The request. Reproduce every entry exactly.

Figure dataset records:
========================================================================
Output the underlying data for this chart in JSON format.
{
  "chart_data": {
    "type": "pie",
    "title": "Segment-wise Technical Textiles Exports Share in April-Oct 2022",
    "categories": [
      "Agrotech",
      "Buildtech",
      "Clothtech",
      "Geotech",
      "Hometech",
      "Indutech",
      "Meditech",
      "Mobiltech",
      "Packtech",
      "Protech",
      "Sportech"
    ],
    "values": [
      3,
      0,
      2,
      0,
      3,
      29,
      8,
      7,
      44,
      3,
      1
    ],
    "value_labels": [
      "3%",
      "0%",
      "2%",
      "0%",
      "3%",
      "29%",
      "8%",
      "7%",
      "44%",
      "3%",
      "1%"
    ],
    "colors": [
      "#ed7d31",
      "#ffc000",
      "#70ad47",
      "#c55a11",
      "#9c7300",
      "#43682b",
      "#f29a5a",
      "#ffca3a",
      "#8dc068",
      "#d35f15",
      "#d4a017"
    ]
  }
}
========================================================================
Output of the exercise.
Output the underlying data for this chart in JSON format.
{
  "chart_data": {
    "type": "pie",
    "title": "Segment-wise Technical Textiles Exports Share in April-Oct 2022",
    "categories": [
      "Agrotech",
      "Buildtech",
      "Clothtech",
      "Geotech",
      "Hometech",
      "Indutech",
      "Meditech",
      "Mobiltech",
      "Packtech",
      "Protech",
      "Sportech"
    ],
    "values": [
      3,
      0,
      2,
      0,
      3,
      29,
      8,
      7,
      44,
      3,
      1
    ],
    "value_labels": [
      "3%",
      "0%",
      "2%",
      "0%",
      "3%",
      "29%",
      "8%",
      "7%",
      "44%",
      "3%",
      "1%"
    ],
    "colors": [
      "#ed7d31",
      "#ffc000",
      "#70ad47",
      "#c55a11",
      "#9c7300",
      "#43682b",
      "#f29a5a",
      "#ffca3a",
      "#8dc068",
      "#d35f15",
      "#d4a017"
    ]
  }
}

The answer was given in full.